Dataset items
━━━━━━━━
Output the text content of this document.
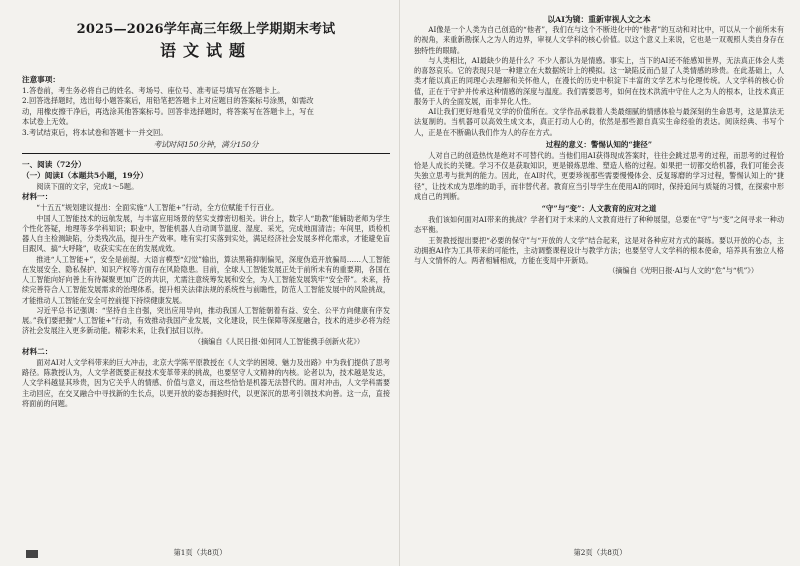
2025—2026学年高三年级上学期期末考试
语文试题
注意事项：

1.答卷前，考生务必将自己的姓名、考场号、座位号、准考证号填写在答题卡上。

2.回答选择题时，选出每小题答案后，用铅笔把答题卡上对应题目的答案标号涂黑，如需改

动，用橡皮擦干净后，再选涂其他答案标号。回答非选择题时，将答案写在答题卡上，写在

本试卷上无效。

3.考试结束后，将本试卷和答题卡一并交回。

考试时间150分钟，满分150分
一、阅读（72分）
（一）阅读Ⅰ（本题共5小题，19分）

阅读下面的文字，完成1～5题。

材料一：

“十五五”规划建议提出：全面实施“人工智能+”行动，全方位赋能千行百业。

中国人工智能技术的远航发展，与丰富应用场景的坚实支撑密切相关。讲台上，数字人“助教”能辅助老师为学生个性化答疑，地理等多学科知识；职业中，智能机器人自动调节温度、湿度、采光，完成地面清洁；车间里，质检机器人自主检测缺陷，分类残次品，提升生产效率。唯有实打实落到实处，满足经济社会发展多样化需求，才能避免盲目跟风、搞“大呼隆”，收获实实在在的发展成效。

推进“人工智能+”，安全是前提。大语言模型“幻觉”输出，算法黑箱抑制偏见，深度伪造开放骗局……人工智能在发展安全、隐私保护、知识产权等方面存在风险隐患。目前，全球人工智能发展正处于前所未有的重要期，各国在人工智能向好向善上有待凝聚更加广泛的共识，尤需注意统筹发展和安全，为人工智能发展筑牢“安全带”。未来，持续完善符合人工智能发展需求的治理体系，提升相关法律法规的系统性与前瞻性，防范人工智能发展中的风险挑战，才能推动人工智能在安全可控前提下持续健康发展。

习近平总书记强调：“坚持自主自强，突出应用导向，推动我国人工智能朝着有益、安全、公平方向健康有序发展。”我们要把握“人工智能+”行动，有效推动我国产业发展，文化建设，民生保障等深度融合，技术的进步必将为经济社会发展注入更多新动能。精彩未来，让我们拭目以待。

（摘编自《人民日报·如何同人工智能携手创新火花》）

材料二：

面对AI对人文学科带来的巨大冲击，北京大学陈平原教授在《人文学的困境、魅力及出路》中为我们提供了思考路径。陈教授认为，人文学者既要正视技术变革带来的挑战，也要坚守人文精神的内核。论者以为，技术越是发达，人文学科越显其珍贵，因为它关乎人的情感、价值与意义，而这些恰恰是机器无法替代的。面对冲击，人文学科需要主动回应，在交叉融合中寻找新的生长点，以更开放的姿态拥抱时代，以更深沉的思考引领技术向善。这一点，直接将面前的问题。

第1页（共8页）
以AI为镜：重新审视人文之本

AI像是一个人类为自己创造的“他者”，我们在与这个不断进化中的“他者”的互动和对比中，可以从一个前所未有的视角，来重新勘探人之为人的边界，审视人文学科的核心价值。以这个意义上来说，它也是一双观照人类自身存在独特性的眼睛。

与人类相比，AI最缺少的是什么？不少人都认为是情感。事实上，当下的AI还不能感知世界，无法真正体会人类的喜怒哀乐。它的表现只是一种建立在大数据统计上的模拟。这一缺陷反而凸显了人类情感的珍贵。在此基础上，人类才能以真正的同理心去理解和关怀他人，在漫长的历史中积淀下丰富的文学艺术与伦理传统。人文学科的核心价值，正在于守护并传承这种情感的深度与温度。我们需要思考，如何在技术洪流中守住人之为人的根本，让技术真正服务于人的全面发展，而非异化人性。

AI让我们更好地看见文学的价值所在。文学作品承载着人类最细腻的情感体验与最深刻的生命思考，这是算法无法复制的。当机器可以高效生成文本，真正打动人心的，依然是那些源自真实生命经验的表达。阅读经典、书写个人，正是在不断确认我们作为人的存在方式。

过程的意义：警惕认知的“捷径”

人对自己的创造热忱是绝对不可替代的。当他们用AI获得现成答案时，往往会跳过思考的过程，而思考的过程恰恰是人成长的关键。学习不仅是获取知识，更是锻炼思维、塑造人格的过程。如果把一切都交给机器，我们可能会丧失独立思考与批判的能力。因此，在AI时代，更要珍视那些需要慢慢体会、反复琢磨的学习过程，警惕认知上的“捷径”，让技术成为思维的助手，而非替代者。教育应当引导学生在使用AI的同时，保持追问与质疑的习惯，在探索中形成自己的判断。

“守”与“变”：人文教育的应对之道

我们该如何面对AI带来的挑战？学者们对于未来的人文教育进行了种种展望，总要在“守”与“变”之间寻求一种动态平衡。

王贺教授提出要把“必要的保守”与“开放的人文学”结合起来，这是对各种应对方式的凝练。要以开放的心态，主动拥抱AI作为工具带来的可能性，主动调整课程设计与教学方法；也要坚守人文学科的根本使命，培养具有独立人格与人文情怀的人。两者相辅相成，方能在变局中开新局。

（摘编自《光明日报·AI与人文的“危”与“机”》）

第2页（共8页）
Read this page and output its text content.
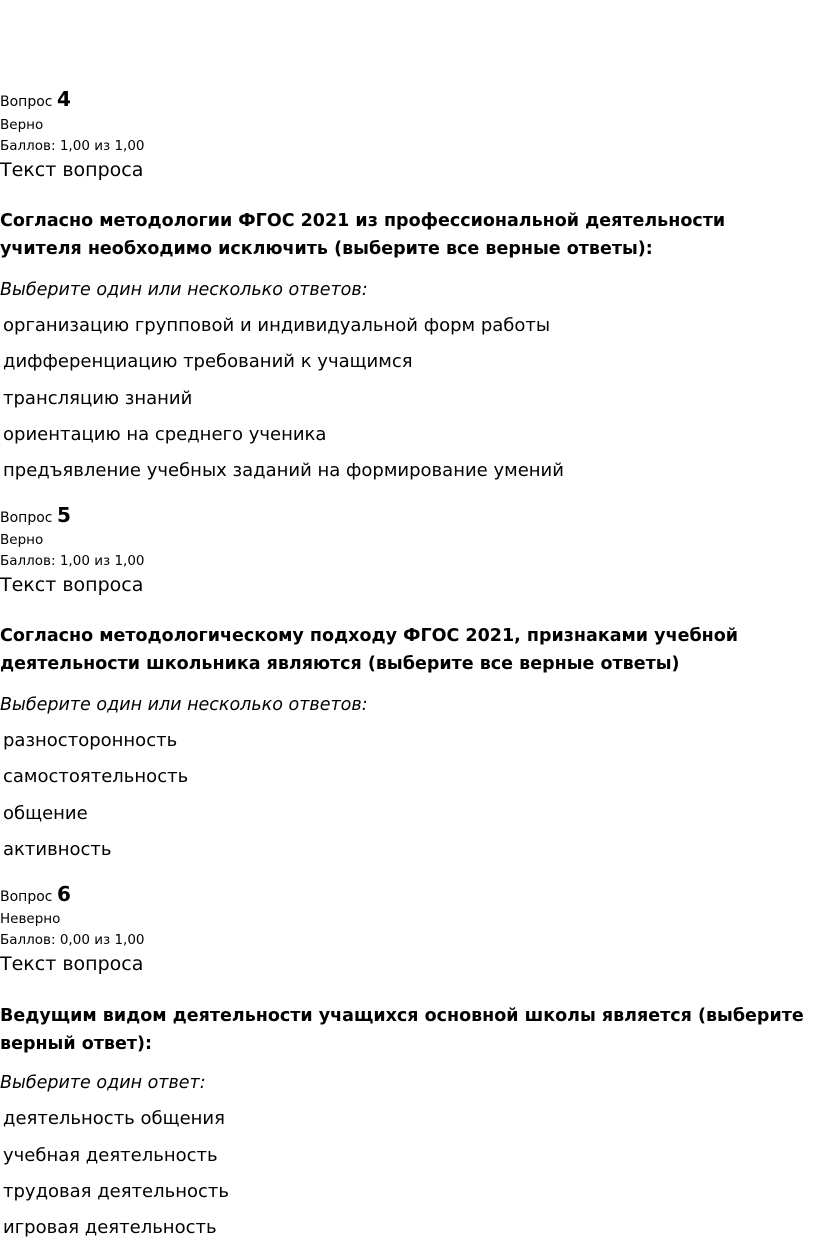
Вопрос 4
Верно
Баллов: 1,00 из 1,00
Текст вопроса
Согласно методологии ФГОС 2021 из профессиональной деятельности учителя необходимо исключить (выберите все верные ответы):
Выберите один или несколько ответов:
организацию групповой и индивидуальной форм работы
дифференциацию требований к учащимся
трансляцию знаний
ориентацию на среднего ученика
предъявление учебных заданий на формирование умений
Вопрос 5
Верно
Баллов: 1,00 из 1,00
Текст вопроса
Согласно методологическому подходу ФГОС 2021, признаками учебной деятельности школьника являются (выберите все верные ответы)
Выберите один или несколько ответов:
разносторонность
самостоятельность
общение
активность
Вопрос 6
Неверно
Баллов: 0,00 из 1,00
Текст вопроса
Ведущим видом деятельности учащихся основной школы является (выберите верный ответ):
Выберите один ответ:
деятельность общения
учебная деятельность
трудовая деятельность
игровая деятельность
━━━━━━━━
### Exercise details
Work out how many lines of the data above contain the string "верные" and give the number alone.

### Expected output
2